## WHAT IS NEEDED
Output the data below in full, character for character.

(Stored data)

....................

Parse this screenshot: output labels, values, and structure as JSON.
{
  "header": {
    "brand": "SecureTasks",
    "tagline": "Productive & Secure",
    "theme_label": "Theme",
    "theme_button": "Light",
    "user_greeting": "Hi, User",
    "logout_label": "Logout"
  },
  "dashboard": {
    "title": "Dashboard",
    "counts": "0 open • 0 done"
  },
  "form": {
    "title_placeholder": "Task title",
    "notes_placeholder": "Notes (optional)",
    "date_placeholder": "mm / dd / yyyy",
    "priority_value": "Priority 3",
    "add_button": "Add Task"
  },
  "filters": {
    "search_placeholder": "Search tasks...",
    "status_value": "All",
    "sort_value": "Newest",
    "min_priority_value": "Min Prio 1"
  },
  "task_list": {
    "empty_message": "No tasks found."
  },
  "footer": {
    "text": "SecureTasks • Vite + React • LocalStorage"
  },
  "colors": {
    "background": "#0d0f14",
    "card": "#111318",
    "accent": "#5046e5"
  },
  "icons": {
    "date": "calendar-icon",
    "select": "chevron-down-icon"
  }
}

....................

## ANSWER FOR THIS EXERCISE
Parse this screenshot: output labels, values, and structure as JSON.
{
  "header": {
    "brand": "SecureTasks",
    "tagline": "Productive & Secure",
    "theme_label": "Theme",
    "theme_button": "Light",
    "user_greeting": "Hi, User",
    "logout_label": "Logout"
  },
  "dashboard": {
    "title": "Dashboard",
    "counts": "0 open • 0 done"
  },
  "form": {
    "title_placeholder": "Task title",
    "notes_placeholder": "Notes (optional)",
    "date_placeholder": "mm / dd / yyyy",
    "priority_value": "Priority 3",
    "add_button": "Add Task"
  },
  "filters": {
    "search_placeholder": "Search tasks...",
    "status_value": "All",
    "sort_value": "Newest",
    "min_priority_value": "Min Prio 1"
  },
  "task_list": {
    "empty_message": "No tasks found."
  },
  "footer": {
    "text": "SecureTasks • Vite + React • LocalStorage"
  },
  "colors": {
    "background": "#0d0f14",
    "card": "#111318",
    "accent": "#5046e5"
  },
  "icons": {
    "date": "calendar-icon",
    "select": "chevron-down-icon"
  }
}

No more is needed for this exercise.